_Information shown_
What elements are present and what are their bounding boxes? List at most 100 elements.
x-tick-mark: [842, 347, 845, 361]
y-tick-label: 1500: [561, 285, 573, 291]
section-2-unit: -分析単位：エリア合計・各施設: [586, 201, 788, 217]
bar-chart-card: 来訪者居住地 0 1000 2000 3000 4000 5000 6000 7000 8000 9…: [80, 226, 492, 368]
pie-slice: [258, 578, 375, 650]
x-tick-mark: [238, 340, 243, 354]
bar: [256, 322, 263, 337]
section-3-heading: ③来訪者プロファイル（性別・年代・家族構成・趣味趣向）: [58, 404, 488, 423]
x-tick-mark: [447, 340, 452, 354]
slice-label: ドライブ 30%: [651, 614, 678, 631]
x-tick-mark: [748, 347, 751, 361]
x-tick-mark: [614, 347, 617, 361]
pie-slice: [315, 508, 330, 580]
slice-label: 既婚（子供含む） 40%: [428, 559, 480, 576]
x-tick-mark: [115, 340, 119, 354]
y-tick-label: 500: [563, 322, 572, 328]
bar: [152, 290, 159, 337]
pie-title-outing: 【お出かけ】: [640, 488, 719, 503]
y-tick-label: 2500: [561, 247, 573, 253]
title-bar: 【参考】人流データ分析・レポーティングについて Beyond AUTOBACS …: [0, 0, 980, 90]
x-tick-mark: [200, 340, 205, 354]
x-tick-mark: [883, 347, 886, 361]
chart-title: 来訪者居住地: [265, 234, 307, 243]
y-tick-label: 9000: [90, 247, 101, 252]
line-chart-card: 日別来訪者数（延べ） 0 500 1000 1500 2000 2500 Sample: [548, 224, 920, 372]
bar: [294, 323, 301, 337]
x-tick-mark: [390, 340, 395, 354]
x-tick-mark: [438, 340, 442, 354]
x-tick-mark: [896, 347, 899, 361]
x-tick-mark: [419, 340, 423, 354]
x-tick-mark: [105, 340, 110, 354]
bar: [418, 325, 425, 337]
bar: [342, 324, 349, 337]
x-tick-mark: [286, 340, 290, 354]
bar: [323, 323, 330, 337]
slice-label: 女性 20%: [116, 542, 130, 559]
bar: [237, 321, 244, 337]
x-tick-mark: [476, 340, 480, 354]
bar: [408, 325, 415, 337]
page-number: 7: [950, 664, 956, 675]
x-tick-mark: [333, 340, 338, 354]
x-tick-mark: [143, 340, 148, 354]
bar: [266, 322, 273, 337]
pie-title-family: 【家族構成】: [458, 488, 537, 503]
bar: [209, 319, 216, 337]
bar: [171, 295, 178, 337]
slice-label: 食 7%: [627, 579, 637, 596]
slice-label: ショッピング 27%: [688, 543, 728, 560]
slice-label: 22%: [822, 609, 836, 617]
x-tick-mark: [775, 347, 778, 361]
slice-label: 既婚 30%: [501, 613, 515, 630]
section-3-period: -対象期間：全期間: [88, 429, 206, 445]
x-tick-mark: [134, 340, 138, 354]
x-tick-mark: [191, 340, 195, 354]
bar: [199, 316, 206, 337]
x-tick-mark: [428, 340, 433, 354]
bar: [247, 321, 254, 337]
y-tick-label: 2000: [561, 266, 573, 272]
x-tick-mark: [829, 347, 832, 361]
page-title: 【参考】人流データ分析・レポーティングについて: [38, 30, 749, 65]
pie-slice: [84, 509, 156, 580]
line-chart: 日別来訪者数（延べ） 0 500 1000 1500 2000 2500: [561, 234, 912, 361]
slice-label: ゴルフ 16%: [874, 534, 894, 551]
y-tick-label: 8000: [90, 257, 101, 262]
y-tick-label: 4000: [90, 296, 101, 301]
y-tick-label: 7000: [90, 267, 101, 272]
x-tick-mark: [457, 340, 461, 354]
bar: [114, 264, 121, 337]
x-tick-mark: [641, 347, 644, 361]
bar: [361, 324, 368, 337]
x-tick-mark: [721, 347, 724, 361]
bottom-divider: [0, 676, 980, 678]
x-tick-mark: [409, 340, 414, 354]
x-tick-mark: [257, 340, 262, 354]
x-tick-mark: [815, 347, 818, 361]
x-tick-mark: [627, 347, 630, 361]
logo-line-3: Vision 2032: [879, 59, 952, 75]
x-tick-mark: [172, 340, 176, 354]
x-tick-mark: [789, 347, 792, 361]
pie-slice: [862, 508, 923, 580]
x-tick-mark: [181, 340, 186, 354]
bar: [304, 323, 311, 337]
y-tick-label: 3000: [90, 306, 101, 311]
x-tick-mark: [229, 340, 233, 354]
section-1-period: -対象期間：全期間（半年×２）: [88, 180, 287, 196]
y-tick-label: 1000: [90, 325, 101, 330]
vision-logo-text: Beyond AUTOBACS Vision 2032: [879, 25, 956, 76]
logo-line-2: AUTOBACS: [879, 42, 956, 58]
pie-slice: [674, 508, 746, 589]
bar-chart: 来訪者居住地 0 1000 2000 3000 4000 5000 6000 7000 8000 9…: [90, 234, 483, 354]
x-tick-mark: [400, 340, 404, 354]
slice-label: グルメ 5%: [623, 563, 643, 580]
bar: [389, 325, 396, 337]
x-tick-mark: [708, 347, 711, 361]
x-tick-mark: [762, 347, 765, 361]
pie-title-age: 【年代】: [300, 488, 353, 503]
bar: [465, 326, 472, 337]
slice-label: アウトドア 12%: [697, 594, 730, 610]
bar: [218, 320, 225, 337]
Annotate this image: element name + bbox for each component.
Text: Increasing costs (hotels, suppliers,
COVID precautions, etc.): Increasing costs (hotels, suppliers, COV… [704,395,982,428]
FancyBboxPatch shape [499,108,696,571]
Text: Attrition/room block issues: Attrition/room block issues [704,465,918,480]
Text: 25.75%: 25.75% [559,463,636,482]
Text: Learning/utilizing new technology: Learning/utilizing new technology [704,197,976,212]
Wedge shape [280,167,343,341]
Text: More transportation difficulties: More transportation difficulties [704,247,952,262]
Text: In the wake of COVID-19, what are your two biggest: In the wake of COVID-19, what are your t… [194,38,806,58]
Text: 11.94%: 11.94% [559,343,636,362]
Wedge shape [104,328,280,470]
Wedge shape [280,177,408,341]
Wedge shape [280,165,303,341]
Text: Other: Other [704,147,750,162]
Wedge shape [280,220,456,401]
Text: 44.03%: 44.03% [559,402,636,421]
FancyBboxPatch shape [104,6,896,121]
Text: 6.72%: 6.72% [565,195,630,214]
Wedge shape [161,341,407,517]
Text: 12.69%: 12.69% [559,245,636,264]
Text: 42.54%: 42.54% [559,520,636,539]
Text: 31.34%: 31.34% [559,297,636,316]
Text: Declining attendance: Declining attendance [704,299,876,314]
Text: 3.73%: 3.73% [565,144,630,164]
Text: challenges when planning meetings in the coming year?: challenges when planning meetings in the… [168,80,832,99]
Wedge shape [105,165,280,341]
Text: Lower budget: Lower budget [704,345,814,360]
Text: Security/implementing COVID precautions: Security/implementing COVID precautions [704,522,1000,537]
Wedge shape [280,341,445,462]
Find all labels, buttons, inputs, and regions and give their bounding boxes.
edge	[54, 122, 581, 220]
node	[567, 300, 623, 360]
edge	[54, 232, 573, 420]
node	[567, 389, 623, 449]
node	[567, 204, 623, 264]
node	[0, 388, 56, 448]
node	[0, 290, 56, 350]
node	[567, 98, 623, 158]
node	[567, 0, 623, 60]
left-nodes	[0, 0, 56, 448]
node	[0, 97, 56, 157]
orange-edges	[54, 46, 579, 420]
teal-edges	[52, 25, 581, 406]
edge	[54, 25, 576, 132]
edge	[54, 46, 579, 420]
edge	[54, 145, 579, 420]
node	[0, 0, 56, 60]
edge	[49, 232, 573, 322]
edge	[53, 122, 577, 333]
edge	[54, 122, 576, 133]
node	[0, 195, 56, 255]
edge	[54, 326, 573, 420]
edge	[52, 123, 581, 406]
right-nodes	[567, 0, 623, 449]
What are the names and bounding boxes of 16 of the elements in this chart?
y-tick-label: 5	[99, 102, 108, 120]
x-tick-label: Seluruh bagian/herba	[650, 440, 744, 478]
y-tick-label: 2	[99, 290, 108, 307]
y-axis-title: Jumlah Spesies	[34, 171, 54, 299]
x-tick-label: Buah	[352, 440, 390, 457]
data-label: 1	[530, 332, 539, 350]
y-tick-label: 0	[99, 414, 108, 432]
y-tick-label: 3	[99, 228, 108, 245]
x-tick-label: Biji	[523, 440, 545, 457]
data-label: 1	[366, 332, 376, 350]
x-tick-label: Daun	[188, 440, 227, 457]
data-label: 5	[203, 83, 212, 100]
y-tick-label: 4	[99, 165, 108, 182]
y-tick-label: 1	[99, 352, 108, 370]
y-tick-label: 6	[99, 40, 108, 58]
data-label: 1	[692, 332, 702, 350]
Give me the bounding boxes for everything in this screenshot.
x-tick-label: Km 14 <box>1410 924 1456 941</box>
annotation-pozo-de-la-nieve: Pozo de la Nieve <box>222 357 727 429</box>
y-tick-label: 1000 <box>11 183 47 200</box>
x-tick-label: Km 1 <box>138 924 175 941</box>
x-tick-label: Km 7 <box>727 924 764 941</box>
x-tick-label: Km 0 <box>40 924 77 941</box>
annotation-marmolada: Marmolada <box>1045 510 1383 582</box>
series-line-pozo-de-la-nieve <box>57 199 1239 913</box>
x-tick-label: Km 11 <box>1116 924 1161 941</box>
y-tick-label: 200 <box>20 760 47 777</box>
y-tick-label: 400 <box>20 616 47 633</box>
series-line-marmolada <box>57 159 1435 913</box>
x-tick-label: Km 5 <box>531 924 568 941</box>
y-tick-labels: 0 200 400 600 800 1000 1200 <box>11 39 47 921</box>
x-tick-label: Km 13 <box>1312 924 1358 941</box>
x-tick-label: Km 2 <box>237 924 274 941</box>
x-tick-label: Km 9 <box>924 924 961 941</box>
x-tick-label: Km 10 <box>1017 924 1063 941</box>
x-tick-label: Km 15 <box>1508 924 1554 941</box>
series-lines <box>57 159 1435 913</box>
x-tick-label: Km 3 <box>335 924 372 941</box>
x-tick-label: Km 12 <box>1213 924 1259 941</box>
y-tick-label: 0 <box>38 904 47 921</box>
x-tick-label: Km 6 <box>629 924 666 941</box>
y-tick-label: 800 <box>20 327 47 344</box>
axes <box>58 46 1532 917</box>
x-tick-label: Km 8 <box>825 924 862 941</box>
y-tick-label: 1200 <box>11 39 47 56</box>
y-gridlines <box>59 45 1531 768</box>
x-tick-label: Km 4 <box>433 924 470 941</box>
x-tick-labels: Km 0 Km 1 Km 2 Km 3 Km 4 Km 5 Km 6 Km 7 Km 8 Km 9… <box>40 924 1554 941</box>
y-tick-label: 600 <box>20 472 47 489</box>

_Challenge_
Reproduce the listing above from its first line up to and including the line that contains "404, 488, 423]".

_Solved problem_
What elements are present and what are their bounding boxes? List at most 100 elements.
x-tick-mark: [842, 347, 845, 361]
y-tick-label: 1500: [561, 285, 573, 291]
section-2-unit: -分析単位：エリア合計・各施設: [586, 201, 788, 217]
bar-chart-card: 来訪者居住地 0 1000 2000 3000 4000 5000 6000 7000 8000 9…: [80, 226, 492, 368]
pie-slice: [258, 578, 375, 650]
x-tick-mark: [238, 340, 243, 354]
bar: [256, 322, 263, 337]
section-3-heading: ③来訪者プロファイル（性別・年代・家族構成・趣味趣向）: [58, 404, 488, 423]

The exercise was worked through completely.